start Record excerpts

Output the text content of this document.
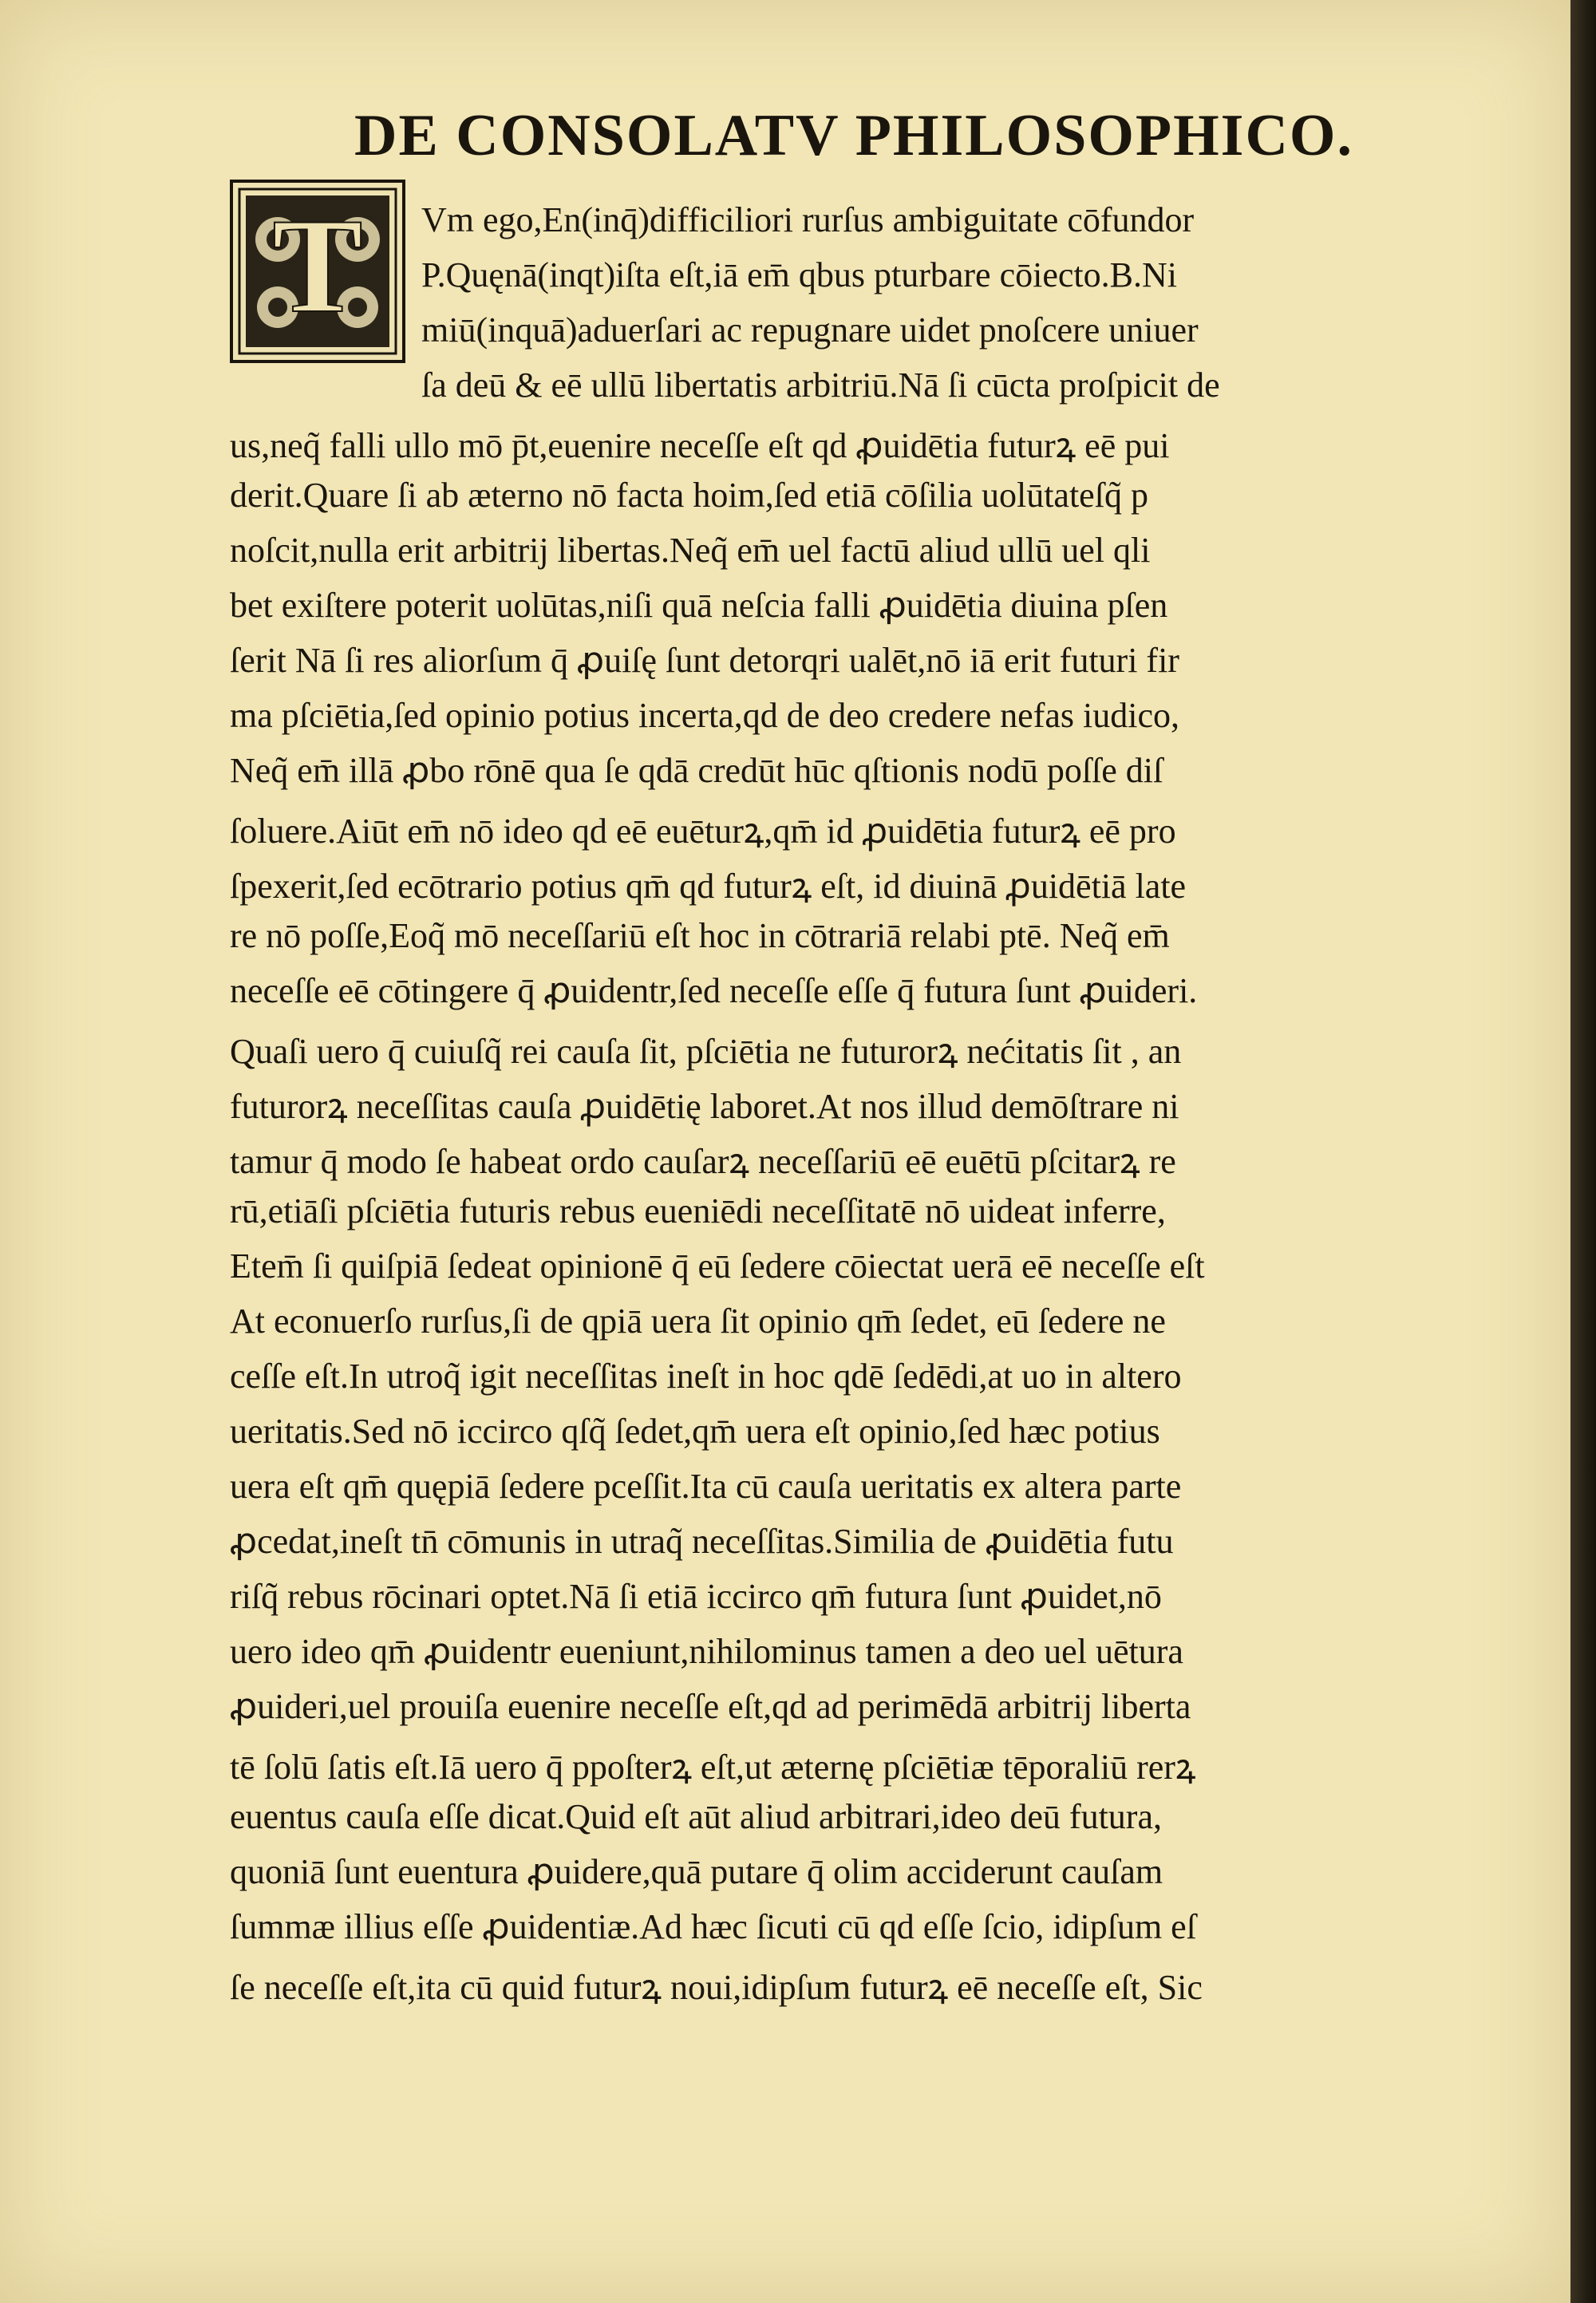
DE CONSOLATV PHILOSOPHICO.
T Vm ego,En(inq̄)difficiliori rurſus ambiguitate cōfundor
P.Quęnā(inqt)iſta eſt,iā em̄ qbus pturbare cōiecto.B.Ni
miū(inquā)aduerſari ac repugnare uidet pnoſcere uniuer
ſa deū & eē ullū libertatis arbitriū.Nā ſi cūcta proſpicit de
us,neq̃ falli ullo mō p̄t,euenire neceſſe eſt qd ꝓuidētia futurꝝ eē pui
derit.Quare ſi ab æterno nō facta hoim,ſed etiā cōſilia uolūtateſq̃ p
noſcit,nulla erit arbitrij libertas.Neq̃ em̄ uel factū aliud ullū uel qli
bet exiſtere poterit uolūtas,niſi quā neſcia falli ꝓuidētia diuina pſen
ſerit Nā ſi res aliorſum q̄ ꝓuiſę ſunt detorqri ualēt,nō iā erit futuri fir
ma pſciētia,ſed opinio potius incerta,qd de deo credere nefas iudico,
Neq̃ em̄ illā ꝓbo rōnē qua ſe qdā credūt hūc qſtionis nodū poſſe diſ
ſoluere.Aiūt em̄ nō ideo qd eē euēturꝝ,qm̄ id ꝓuidētia futurꝝ eē pro
ſpexerit,ſed ecōtrario potius qm̄ qd futurꝝ eſt, id diuinā ꝓuidētiā late
re nō poſſe,Eoq̃ mō neceſſariū eſt hoc in cōtrariā relabi ptē. Neq̃ em̄
neceſſe eē cōtingere q̄ ꝓuidentr,ſed neceſſe eſſe q̄ futura ſunt ꝓuideri.
Quaſi uero q̄ cuiuſq̃ rei cauſa ſit, pſciētia ne futurorꝝ nećitatis ſit , an
futurorꝝ neceſſitas cauſa ꝓuidētię laboret.At nos illud demōſtrare ni
tamur q̄ modo ſe habeat ordo cauſarꝝ neceſſariū eē euētū pſcitarꝝ re
rū,etiāſi pſciētia futuris rebus eueniēdi neceſſitatē nō uideat inferre,
Etem̄ ſi quiſpiā ſedeat opinionē q̄ eū ſedere cōiectat uerā eē neceſſe eſt
At econuerſo rurſus,ſi de qpiā uera ſit opinio qm̄ ſedet, eū ſedere ne
ceſſe eſt.In utroq̃ igit neceſſitas ineſt in hoc qdē ſedēdi,at uo in altero
ueritatis.Sed nō iccirco qſq̃ ſedet,qm̄ uera eſt opinio,ſed hæc potius
uera eſt qm̄ quępiā ſedere pceſſit.Ita cū cauſa ueritatis ex altera parte
ꝓcedat,ineſt tn̄ cōmunis in utraq̃ neceſſitas.Similia de ꝓuidētia futu
riſq̃ rebus rōcinari optet.Nā ſi etiā iccirco qm̄ futura ſunt ꝓuidet,nō
uero ideo qm̄ ꝓuidentr eueniunt,nihilominus tamen a deo uel uētura
ꝓuideri,uel prouiſa euenire neceſſe eſt,qd ad perimēdā arbitrij liberta
tē ſolū ſatis eſt.Iā uero q̄ ppoſterꝝ eſt,ut æternę pſciētiæ tēporaliū rerꝝ
euentus cauſa eſſe dicat.Quid eſt aūt aliud arbitrari,ideo deū futura,
quoniā ſunt euentura ꝓuidere,quā putare q̄ olim acciderunt cauſam
ſummæ illius eſſe ꝓuidentiæ.Ad hæc ſicuti cū qd eſſe ſcio, idipſum eſ
ſe neceſſe eſt,ita cū quid futurꝝ noui,idipſum futurꝝ eē neceſſe eſt, Sic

end Record excerpts

→ **Task directions**
Copy every record above exactly, leaving out any pictures.

→ **Reply**
Output the text content of this document.
DE CONSOLATV PHILOSOPHICO.
T Vm ego,En(inq̄)difficiliori rurſus ambiguitate cōfundor
P.Quęnā(inqt)iſta eſt,iā em̄ qbus pturbare cōiecto.B.Ni
miū(inquā)aduerſari ac repugnare uidet pnoſcere uniuer
ſa deū & eē ullū libertatis arbitriū.Nā ſi cūcta proſpicit de
us,neq̃ falli ullo mō p̄t,euenire neceſſe eſt qd ꝓuidētia futurꝝ eē pui
derit.Quare ſi ab æterno nō facta hoim,ſed etiā cōſilia uolūtateſq̃ p
noſcit,nulla erit arbitrij libertas.Neq̃ em̄ uel factū aliud ullū uel qli
bet exiſtere poterit uolūtas,niſi quā neſcia falli ꝓuidētia diuina pſen
ſerit Nā ſi res aliorſum q̄ ꝓuiſę ſunt detorqri ualēt,nō iā erit futuri fir
ma pſciētia,ſed opinio potius incerta,qd de deo credere nefas iudico,
Neq̃ em̄ illā ꝓbo rōnē qua ſe qdā credūt hūc qſtionis nodū poſſe diſ
ſoluere.Aiūt em̄ nō ideo qd eē euēturꝝ,qm̄ id ꝓuidētia futurꝝ eē pro
ſpexerit,ſed ecōtrario potius qm̄ qd futurꝝ eſt, id diuinā ꝓuidētiā late
re nō poſſe,Eoq̃ mō neceſſariū eſt hoc in cōtrariā relabi ptē. Neq̃ em̄
neceſſe eē cōtingere q̄ ꝓuidentr,ſed neceſſe eſſe q̄ futura ſunt ꝓuideri.
Quaſi uero q̄ cuiuſq̃ rei cauſa ſit, pſciētia ne futurorꝝ nećitatis ſit , an
futurorꝝ neceſſitas cauſa ꝓuidētię laboret.At nos illud demōſtrare ni
tamur q̄ modo ſe habeat ordo cauſarꝝ neceſſariū eē euētū pſcitarꝝ re
rū,etiāſi pſciētia futuris rebus eueniēdi neceſſitatē nō uideat inferre,
Etem̄ ſi quiſpiā ſedeat opinionē q̄ eū ſedere cōiectat uerā eē neceſſe eſt
At econuerſo rurſus,ſi de qpiā uera ſit opinio qm̄ ſedet, eū ſedere ne
ceſſe eſt.In utroq̃ igit neceſſitas ineſt in hoc qdē ſedēdi,at uo in altero
ueritatis.Sed nō iccirco qſq̃ ſedet,qm̄ uera eſt opinio,ſed hæc potius
uera eſt qm̄ quępiā ſedere pceſſit.Ita cū cauſa ueritatis ex altera parte
ꝓcedat,ineſt tn̄ cōmunis in utraq̃ neceſſitas.Similia de ꝓuidētia futu
riſq̃ rebus rōcinari optet.Nā ſi etiā iccirco qm̄ futura ſunt ꝓuidet,nō
uero ideo qm̄ ꝓuidentr eueniunt,nihilominus tamen a deo uel uētura
ꝓuideri,uel prouiſa euenire neceſſe eſt,qd ad perimēdā arbitrij liberta
tē ſolū ſatis eſt.Iā uero q̄ ppoſterꝝ eſt,ut æternę pſciētiæ tēporaliū rerꝝ
euentus cauſa eſſe dicat.Quid eſt aūt aliud arbitrari,ideo deū futura,
quoniā ſunt euentura ꝓuidere,quā putare q̄ olim acciderunt cauſam
ſummæ illius eſſe ꝓuidentiæ.Ad hæc ſicuti cū qd eſſe ſcio, idipſum eſ
ſe neceſſe eſt,ita cū quid futurꝝ noui,idipſum futurꝝ eē neceſſe eſt, Sic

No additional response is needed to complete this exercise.